Every record here needs to be written out again exactly.

Provided material =>
|---|
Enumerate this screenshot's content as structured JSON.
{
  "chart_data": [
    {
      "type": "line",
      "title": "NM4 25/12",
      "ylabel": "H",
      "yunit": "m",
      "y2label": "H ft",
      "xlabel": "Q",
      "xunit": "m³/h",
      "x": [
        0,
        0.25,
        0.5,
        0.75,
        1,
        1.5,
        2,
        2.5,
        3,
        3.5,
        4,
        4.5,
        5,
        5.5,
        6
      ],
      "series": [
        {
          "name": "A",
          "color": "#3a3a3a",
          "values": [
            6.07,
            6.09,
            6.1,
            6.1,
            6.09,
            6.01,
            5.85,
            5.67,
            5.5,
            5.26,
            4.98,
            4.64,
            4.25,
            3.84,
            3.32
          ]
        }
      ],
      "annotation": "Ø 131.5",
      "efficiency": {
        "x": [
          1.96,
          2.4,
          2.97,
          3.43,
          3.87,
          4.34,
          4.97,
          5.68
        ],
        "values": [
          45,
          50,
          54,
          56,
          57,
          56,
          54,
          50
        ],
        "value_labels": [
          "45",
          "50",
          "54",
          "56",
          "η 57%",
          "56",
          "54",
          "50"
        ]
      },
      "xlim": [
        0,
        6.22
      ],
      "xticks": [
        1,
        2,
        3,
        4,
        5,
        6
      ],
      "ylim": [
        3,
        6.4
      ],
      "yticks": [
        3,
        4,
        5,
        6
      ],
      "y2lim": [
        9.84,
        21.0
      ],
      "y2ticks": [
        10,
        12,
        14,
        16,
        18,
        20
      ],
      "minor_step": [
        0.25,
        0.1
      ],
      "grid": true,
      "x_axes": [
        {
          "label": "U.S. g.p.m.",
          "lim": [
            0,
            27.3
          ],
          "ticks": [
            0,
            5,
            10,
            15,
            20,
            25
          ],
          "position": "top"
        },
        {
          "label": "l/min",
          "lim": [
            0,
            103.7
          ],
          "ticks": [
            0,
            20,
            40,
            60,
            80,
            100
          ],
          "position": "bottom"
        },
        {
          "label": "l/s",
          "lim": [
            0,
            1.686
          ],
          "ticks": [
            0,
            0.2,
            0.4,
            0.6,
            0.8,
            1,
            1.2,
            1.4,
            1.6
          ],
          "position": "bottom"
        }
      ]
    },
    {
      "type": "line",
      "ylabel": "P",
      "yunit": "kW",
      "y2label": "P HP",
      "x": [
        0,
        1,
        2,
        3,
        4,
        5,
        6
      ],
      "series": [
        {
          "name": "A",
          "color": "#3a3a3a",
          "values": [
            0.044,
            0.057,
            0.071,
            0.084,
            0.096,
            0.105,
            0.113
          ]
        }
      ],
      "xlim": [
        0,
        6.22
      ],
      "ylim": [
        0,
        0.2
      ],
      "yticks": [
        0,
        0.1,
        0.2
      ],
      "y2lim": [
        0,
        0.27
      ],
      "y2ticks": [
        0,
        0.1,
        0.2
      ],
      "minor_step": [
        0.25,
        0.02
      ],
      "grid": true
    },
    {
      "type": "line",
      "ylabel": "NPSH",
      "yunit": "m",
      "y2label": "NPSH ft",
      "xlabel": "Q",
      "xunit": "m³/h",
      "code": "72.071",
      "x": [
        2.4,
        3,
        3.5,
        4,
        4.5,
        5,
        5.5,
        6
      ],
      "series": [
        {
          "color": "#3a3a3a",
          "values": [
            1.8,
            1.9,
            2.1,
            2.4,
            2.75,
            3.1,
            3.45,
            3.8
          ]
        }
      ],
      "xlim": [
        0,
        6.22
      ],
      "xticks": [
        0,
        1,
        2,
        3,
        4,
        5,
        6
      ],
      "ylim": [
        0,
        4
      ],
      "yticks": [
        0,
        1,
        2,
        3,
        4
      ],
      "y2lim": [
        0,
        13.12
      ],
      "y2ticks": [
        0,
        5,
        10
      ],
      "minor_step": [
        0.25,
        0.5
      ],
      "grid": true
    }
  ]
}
|---|
Answer to the problem =>
Enumerate this screenshot's content as structured JSON.
{
  "chart_data": [
    {
      "type": "line",
      "title": "NM4 25/12",
      "ylabel": "H",
      "yunit": "m",
      "y2label": "H ft",
      "xlabel": "Q",
      "xunit": "m³/h",
      "x": [
        0,
        0.25,
        0.5,
        0.75,
        1,
        1.5,
        2,
        2.5,
        3,
        3.5,
        4,
        4.5,
        5,
        5.5,
        6
      ],
      "series": [
        {
          "name": "A",
          "color": "#3a3a3a",
          "values": [
            6.07,
            6.09,
            6.1,
            6.1,
            6.09,
            6.01,
            5.85,
            5.67,
            5.5,
            5.26,
            4.98,
            4.64,
            4.25,
            3.84,
            3.32
          ]
        }
      ],
      "annotation": "Ø 131.5",
      "efficiency": {
        "x": [
          1.96,
          2.4,
          2.97,
          3.43,
          3.87,
          4.34,
          4.97,
          5.68
        ],
        "values": [
          45,
          50,
          54,
          56,
          57,
          56,
          54,
          50
        ],
        "value_labels": [
          "45",
          "50",
          "54",
          "56",
          "η 57%",
          "56",
          "54",
          "50"
        ]
      },
      "xlim": [
        0,
        6.22
      ],
      "xticks": [
        1,
        2,
        3,
        4,
        5,
        6
      ],
      "ylim": [
        3,
        6.4
      ],
      "yticks": [
        3,
        4,
        5,
        6
      ],
      "y2lim": [
        9.84,
        21.0
      ],
      "y2ticks": [
        10,
        12,
        14,
        16,
        18,
        20
      ],
      "minor_step": [
        0.25,
        0.1
      ],
      "grid": true,
      "x_axes": [
        {
          "label": "U.S. g.p.m.",
          "lim": [
            0,
            27.3
          ],
          "ticks": [
            0,
            5,
            10,
            15,
            20,
            25
          ],
          "position": "top"
        },
        {
          "label": "l/min",
          "lim": [
            0,
            103.7
          ],
          "ticks": [
            0,
            20,
            40,
            60,
            80,
            100
          ],
          "position": "bottom"
        },
        {
          "label": "l/s",
          "lim": [
            0,
            1.686
          ],
          "ticks": [
            0,
            0.2,
            0.4,
            0.6,
            0.8,
            1,
            1.2,
            1.4,
            1.6
          ],
          "position": "bottom"
        }
      ]
    },
    {
      "type": "line",
      "ylabel": "P",
      "yunit": "kW",
      "y2label": "P HP",
      "x": [
        0,
        1,
        2,
        3,
        4,
        5,
        6
      ],
      "series": [
        {
          "name": "A",
          "color": "#3a3a3a",
          "values": [
            0.044,
            0.057,
            0.071,
            0.084,
            0.096,
            0.105,
            0.113
          ]
        }
      ],
      "xlim": [
        0,
        6.22
      ],
      "ylim": [
        0,
        0.2
      ],
      "yticks": [
        0,
        0.1,
        0.2
      ],
      "y2lim": [
        0,
        0.27
      ],
      "y2ticks": [
        0,
        0.1,
        0.2
      ],
      "minor_step": [
        0.25,
        0.02
      ],
      "grid": true
    },
    {
      "type": "line",
      "ylabel": "NPSH",
      "yunit": "m",
      "y2label": "NPSH ft",
      "xlabel": "Q",
      "xunit": "m³/h",
      "code": "72.071",
      "x": [
        2.4,
        3,
        3.5,
        4,
        4.5,
        5,
        5.5,
        6
      ],
      "series": [
        {
          "color": "#3a3a3a",
          "values": [
            1.8,
            1.9,
            2.1,
            2.4,
            2.75,
            3.1,
            3.45,
            3.8
          ]
        }
      ],
      "xlim": [
        0,
        6.22
      ],
      "xticks": [
        0,
        1,
        2,
        3,
        4,
        5,
        6
      ],
      "ylim": [
        0,
        4
      ],
      "yticks": [
        0,
        1,
        2,
        3,
        4
      ],
      "y2lim": [
        0,
        13.12
      ],
      "y2ticks": [
        0,
        5,
        10
      ],
      "minor_step": [
        0.25,
        0.5
      ],
      "grid": true
    }
  ]
}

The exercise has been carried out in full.